Problems to solve -
[a] Answer these questions from the forum thread about plowing with a Jeep Wrangler, marking each answer (i), (ii), (iii) on its own line.
(i) What truck does ChicagoPlower currently plow with?
(ii) What plow width does jasonv say not to go over?
(iii) For how many years has theplowmeister plowed with jeeps?
[b] Summarize the forum thread about plowing with a Jeep Wrangler in three sentences.
[c] Continue the forum thread about plowing with a Jeep Wrangler from the point where it stops.

Text to read -
___

# Looking for some advice



## ChicagoPlower (Dec 16, 2005)

This year I've picked up close to a route worth of driveways on 1/2 acre and bigger lots. Almost all of them have all kinds of curves, extremely tight areas for turning and other fun configurations that are making plowing them with my f250 a real chore to say the least. A Wrangler seems ideal for these driveways. What limitations if any, could you see a 6cyl. Wrangler having for these types of drives? Also, does anyone use pull-plow with their Jeep? If so how do you like the combo? 
Thanks for any advice


----------



## JK-Plow (Feb 10, 2008)

It is a great vehicle for drives. The TJ and the 2012 JK's would work fine. Make sure you get a 7 1/2 foot plow. I had an 07 JK and had no issues with power for plowing. But the newer engine is a very good engine. The in line 6 used before the JK was a hard worker.


----------



## ChicagoPlower (Dec 16, 2005)

JK-Plow;1722891 said:


> It is a great vehicle for drives. The TJ and the 2012 JK's would work fine. Make sure you get a 7 1/2 foot plow. I had an 07 JK and had no issues with power for plowing. But the newer engine is a very good engine. The in line 6 used before the JK was a hard worker.


Thanks for the feedback. I'm looking at possibly buying an 02 Wrangler sport 6cyl. automatic trans. and putting a Boss sport duty 7 ft. plow on it. I'm still doing research, but so far it seems like a good set up. Do you ever run into major traction problems stacking snow? I read the thread regarding pull plows on Jeeps, but does anyone else have first hand experience on how the truck handles the weight? 
Thanks again for your help guys


----------



## jasonv (Nov 2, 2012)

What you need is more weight, and probably tire chains. Get yourself concrete weights to FILL the back seat up -- its the only way to keep one of those moving in a straight line, and to keep traction.

Also DO NOT go over 6'8" plow. Contrary to the masochist from above, light weight and short wheel base have a VERY hard time pushing snow, the narrower the plow, the easier the work. Those kind of driveways you're talking about will be a nightmare with 7' or longer.

As far as a pull plow goes, its probably a GREAT idea, since it will add weight to the back of the vehicle where it sorely needs it.


----------



## theplowmeister (Nov 14, 2006)

I have plowed for 1 year with a F150 and then 26 years with jeeps. As jason said jeeps are light HOWEVER when angled a 6.8 plow is not as wide as my jeep. So I use a 7 1/2 plows. I add 200 to 400 Lb of weight to the REAR recever hitch (a second bumper weighing 400 Lb plugs in to my receiver hitch). And I use REAL snow tires BLIZZAK. I have no problem pushing 12" of snow. In fact I can push MORE snow than my friend with a F250 with ballast can push.


----------



## SnoFarmer (Oct 15, 2004)

^ your friend isn't very good at plowing is he....?
Was he using a 6.6ft plow? 

I know you know how to plow and a jeep is a agile rig,
(I had one with a plow)
but it can't out push a 2500 that is set up properly and with a operator who knows how to plow.
Tt just doesn't have the weight or capabilities.

I agree a 7.6ft plow is a must, I don't know why they even make then narrower.
keep adding weight to the back as theplowmeister
stated.

___

Listed entries -

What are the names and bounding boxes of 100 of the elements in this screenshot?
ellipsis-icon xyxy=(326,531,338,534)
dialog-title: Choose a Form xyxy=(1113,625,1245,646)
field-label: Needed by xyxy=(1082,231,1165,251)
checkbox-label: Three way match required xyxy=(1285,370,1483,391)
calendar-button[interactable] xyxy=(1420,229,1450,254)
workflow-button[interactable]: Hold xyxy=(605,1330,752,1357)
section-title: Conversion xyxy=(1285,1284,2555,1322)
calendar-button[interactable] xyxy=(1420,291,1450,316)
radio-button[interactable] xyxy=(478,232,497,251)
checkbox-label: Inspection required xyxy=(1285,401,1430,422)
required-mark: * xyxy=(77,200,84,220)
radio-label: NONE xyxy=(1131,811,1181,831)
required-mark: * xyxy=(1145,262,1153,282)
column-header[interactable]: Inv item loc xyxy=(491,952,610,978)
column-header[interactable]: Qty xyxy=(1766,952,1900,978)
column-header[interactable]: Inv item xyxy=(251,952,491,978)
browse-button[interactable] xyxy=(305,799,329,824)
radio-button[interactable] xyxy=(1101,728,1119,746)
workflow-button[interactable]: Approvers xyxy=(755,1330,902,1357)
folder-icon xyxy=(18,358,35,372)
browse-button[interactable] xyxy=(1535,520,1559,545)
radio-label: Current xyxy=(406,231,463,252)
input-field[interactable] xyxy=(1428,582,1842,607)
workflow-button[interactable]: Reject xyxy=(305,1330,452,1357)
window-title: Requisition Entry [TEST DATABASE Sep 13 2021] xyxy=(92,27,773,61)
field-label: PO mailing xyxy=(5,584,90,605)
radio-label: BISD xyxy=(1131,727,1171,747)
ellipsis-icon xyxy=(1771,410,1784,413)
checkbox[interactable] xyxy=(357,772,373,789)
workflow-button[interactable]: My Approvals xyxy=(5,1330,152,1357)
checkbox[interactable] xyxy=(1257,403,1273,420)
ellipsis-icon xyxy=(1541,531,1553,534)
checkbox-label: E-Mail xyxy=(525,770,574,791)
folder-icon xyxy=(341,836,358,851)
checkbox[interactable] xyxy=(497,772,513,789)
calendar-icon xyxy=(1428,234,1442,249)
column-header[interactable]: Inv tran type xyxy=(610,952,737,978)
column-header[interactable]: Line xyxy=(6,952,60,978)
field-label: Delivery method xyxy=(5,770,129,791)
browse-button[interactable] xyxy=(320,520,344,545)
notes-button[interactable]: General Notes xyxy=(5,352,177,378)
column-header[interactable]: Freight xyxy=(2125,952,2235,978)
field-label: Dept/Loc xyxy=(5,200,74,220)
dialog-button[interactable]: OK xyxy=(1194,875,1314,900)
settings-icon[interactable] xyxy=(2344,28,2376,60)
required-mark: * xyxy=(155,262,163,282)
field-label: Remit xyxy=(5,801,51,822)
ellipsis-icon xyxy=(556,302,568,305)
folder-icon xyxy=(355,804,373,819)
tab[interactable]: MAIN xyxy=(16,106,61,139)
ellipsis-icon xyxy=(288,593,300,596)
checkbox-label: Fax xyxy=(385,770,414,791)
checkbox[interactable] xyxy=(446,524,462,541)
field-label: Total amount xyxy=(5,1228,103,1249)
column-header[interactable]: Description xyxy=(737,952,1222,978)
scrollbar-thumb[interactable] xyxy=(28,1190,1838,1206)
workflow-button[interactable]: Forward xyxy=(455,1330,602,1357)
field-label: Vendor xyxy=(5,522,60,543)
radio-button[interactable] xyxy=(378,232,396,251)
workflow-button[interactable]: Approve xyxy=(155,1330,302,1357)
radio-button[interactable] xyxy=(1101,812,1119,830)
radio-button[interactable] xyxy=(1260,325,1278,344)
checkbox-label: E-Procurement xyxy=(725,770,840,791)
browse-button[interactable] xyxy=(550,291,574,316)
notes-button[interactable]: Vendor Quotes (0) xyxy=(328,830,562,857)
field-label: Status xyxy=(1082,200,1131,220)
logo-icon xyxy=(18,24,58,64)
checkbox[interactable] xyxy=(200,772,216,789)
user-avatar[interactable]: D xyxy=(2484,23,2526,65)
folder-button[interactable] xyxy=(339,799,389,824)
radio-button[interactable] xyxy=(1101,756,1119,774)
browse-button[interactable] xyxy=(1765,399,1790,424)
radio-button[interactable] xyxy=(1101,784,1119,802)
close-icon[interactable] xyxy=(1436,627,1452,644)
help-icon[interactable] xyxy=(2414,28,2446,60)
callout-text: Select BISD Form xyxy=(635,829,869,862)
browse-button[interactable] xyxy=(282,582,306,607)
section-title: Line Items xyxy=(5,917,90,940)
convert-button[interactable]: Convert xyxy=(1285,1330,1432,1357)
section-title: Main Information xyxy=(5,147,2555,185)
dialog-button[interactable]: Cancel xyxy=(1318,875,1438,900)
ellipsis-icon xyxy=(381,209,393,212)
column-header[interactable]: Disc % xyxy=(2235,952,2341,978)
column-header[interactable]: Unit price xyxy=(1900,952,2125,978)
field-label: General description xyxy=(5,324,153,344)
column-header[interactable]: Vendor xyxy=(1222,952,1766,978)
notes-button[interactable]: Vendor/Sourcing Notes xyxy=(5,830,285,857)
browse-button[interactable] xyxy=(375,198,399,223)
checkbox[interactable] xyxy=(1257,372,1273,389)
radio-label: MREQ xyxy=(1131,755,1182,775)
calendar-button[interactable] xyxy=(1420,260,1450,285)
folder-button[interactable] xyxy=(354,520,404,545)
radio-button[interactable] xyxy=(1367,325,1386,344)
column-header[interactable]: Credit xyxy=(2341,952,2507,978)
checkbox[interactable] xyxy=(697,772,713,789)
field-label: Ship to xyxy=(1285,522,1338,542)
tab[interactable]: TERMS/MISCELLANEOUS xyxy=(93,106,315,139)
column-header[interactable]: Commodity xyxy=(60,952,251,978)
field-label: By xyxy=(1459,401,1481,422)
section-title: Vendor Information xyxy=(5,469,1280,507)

___

Answers -
[a]
(i) An f250.
(ii) 6'8".
(iii) 26 years.

[b] ChicagoPlower asks what limits a 6-cylinder Wrangler might have on curvy, tight driveways and whether anyone uses a pull plow with a Jeep, later mentioning a possible 02 Wrangler with a Boss sport duty 7 ft. plow. JK-Plow and theplowmeister back a 7 1/2 foot plow, with theplowmeister adding 200 to 400 Lb of weight to the rear receiver hitch and using Blizzak snow tires, while jasonv calls for more weight, probably tire chains and a plow no wider than 6'8", and says a pull plow would add needed rear weight. SnoFarmer agrees a 7.6ft plow is a must and that weight should go in the back, but says a Jeep can't out-push a properly set-up 2500 with a skilled operator.

[c]
He knows jeeps...


----------



## nicks_xj (Jan 22, 2010)

I've never had any traction issues plowing with my xj I had a ram I plowed with with really good all season tires and 600lbs of weight against the tailgate and all it would do is spin im upgrading next season to a 7.6 plow I have a 6.6 meyestern and a snow dogg hd75 off the ram in gonna either try to trade in for a v plow or try to use it next season


----------



## ChicagoPlower (Dec 16, 2005)

Thanks for all the info guys. I've always been intrigued by the unique plowing potential of a Jeep. I'm going over all the pros and cons of a Jeep vs. a chevy 1500 short bed. Manueverability, power, plow options are all factors in the decision. 
Thanks again-


----------



## ChicagoPlower (Dec 16, 2005)

Sorry if I'm bugging you guys but one more question. In 2011 we has a blizzard here in Chicago that dumped 2 feet of wet snow. It drifted overnight to 4 feet in some spots. My f250 could barely get through the route, without getting stuck three times. Have you guys ever plowed snow like that with a Jeep? 
Thanks again-


----------



## theplowmeister (Nov 14, 2006)

we had 27" of snow... I plow with the storm.... If I tried to plow all 27" at one time id have problems too. When I have to plow that much snow I raise the blade 6" and make 1 or two passes, then I can plow the drive.


----------



## ChicagoPlower (Dec 16, 2005)

I can't remember if we've ever plowed anything close to what we did in that blizzard. We plow with the storm as well, but once the city decided to pull their trucks off the roads overnight, we did too. Like you said Plowmeister, it seems like plowing that much snow with a Jeep would be possible. It would just take a different approach and more time. The more I look at it, the more a Jeep makes sense- Thanks


----------



## jasonv (Nov 2, 2012)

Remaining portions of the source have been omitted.